[Start]
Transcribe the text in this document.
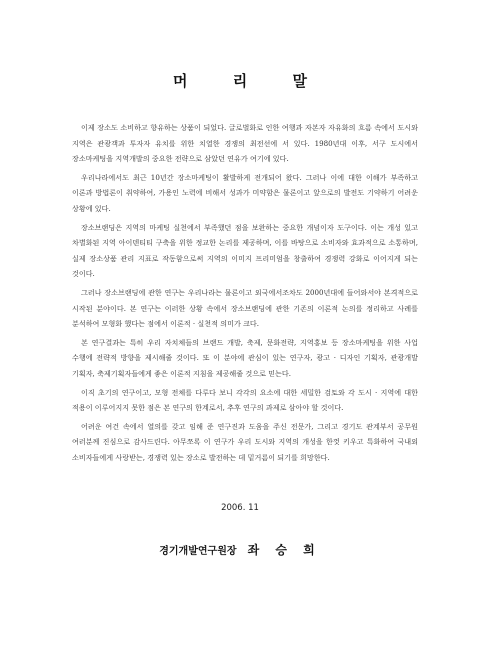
머 리 말

이제 장소도 소비하고 향유하는 상품이 되었다. 글로벌화로 인한 여행과 자본자 자유화의 흐름 속에서 도시와 지역은 관광객과 투자자 유치를 위한 치열한 경쟁의 최전선에 서 있다. 1980년대 이후, 서구 도시에서 장소마케팅을 지역개발의 중요한 전략으로 삼았던 연유가 여기에 있다.

우리나라에서도 최근 10년간 장소마케팅이 활발하게 전개되어 왔다. 그러나 이에 대한 이해가 부족하고 이론과 방법론이 취약하여, 가용인 노력에 비해서 성과가 미약함은 물론이고 앞으로의 발전도 기약하기 어려운 상황에 있다.

장소브랜딩은 지역의 마케팅 실천에서 부족했던 점을 보완하는 중요한 개념이자 도구이다. 이는 개성 있고 차별화된 지역 아이덴티티 구축을 위한 정교한 논리를 제공하며, 이를 바탕으로 소비자와 효과적으로 소통하며, 실제 장소상품 관리 지표로 작동함으로써 지역의 이미지 프리미엄을 창출하여 경쟁력 강화로 이어지게 되는 것이다.

그러나 장소브랜딩에 관한 연구는 우리나라는 물론이고 외국에서조차도 2000년대에 들어와서야 본격적으로 시작된 분야이다. 본 연구는 이러한 상황 속에서 장소브랜딩에 관한 기존의 이론적 논의를 정리하고 사례를 분석하여 모형화 했다는 점에서 이론적 · 실천적 의미가 크다.

본 연구결과는 특히 우리 자치체들의 브랜드 개발, 축제, 문화전략, 지역홍보 등 장소마케팅을 위한 사업 수행에 전략적 방향을 제시해줄 것이다. 또 이 분야에 관심이 있는 연구자, 광고 · 디자인 기획자, 관광개발 기획자, 축제기획자들에게 좋은 이론적 지침을 제공해줄 것으로 믿는다.

이직 초기의 연구이고, 모형 전체를 다루다 보니 각각의 요소에 대한 세밀한 검토와 각 도시 · 지역에 대한 적용이 이루어지지 못한 점은 본 연구의 한계로서, 추후 연구의 과제로 삼아야 할 것이다.

어려운 여건 속에서 열의를 갖고 임해 준 연구진과 도움을 주신 전문가, 그리고 경기도 관계부서 공무원 여러분께 진심으로 감사드린다. 아무쪼록 이 연구가 우리 도시와 지역의 개성을 한껏 키우고 특화하여 국내외 소비자들에게 사랑받는, 경쟁력 있는 장소로 발전하는 데 밑거름이 되기를 희망한다.

2006. 11
경기개발연구원장 좌 승 희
[End]
* **Task to complete**: Write out the material above again, word for word, minus its pictures.

* **Exercise response**:
Transcribe the text in this document.
머 리 말

이제 장소도 소비하고 향유하는 상품이 되었다. 글로벌화로 인한 여행과 자본자 자유화의 흐름 속에서 도시와 지역은 관광객과 투자자 유치를 위한 치열한 경쟁의 최전선에 서 있다. 1980년대 이후, 서구 도시에서 장소마케팅을 지역개발의 중요한 전략으로 삼았던 연유가 여기에 있다.

우리나라에서도 최근 10년간 장소마케팅이 활발하게 전개되어 왔다. 그러나 이에 대한 이해가 부족하고 이론과 방법론이 취약하여, 가용인 노력에 비해서 성과가 미약함은 물론이고 앞으로의 발전도 기약하기 어려운 상황에 있다.

장소브랜딩은 지역의 마케팅 실천에서 부족했던 점을 보완하는 중요한 개념이자 도구이다. 이는 개성 있고 차별화된 지역 아이덴티티 구축을 위한 정교한 논리를 제공하며, 이를 바탕으로 소비자와 효과적으로 소통하며, 실제 장소상품 관리 지표로 작동함으로써 지역의 이미지 프리미엄을 창출하여 경쟁력 강화로 이어지게 되는 것이다.

그러나 장소브랜딩에 관한 연구는 우리나라는 물론이고 외국에서조차도 2000년대에 들어와서야 본격적으로 시작된 분야이다. 본 연구는 이러한 상황 속에서 장소브랜딩에 관한 기존의 이론적 논의를 정리하고 사례를 분석하여 모형화 했다는 점에서 이론적 · 실천적 의미가 크다.

본 연구결과는 특히 우리 자치체들의 브랜드 개발, 축제, 문화전략, 지역홍보 등 장소마케팅을 위한 사업 수행에 전략적 방향을 제시해줄 것이다. 또 이 분야에 관심이 있는 연구자, 광고 · 디자인 기획자, 관광개발 기획자, 축제기획자들에게 좋은 이론적 지침을 제공해줄 것으로 믿는다.

이직 초기의 연구이고, 모형 전체를 다루다 보니 각각의 요소에 대한 세밀한 검토와 각 도시 · 지역에 대한 적용이 이루어지지 못한 점은 본 연구의 한계로서, 추후 연구의 과제로 삼아야 할 것이다.

어려운 여건 속에서 열의를 갖고 임해 준 연구진과 도움을 주신 전문가, 그리고 경기도 관계부서 공무원 여러분께 진심으로 감사드린다. 아무쪼록 이 연구가 우리 도시와 지역의 개성을 한껏 키우고 특화하여 국내외 소비자들에게 사랑받는, 경쟁력 있는 장소로 발전하는 데 밑거름이 되기를 희망한다.

2006. 11
경기개발연구원장 좌 승 희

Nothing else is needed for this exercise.